> [What the task requires]: Give only the number of lines that contain the word "vektorit".
*** Records provided
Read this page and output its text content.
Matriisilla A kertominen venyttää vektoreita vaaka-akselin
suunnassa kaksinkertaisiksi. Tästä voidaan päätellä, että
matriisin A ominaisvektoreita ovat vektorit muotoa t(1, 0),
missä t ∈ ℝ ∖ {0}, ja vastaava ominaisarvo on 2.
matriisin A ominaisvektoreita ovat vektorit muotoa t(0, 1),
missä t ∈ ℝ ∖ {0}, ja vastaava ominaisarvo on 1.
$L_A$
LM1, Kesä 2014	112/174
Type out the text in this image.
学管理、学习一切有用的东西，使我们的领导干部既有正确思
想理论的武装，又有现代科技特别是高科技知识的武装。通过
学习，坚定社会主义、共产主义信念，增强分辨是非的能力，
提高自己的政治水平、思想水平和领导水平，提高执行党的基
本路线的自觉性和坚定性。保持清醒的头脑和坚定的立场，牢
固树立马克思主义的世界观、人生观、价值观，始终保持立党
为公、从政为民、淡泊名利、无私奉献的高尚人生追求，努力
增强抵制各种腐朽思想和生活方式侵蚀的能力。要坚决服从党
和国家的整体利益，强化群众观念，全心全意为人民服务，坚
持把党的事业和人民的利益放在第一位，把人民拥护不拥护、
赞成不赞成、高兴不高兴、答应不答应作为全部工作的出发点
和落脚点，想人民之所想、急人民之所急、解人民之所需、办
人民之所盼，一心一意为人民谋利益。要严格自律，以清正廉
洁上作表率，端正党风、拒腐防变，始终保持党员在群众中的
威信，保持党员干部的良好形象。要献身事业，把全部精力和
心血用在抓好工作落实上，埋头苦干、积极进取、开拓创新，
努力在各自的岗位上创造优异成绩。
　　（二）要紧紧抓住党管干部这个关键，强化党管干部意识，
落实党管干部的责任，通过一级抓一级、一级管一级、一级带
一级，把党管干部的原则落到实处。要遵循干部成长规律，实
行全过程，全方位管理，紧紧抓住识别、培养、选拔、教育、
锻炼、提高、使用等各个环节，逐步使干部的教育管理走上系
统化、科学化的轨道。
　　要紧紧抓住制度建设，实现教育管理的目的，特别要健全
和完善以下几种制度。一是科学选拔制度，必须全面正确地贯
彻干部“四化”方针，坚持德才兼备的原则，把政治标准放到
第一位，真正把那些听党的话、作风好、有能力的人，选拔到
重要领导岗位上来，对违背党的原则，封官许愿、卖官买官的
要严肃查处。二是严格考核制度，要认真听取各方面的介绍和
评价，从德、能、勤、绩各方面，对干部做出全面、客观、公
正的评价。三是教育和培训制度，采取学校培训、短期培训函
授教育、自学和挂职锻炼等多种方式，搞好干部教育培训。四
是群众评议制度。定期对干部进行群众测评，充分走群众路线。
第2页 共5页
******
> [Finished exercise]: 2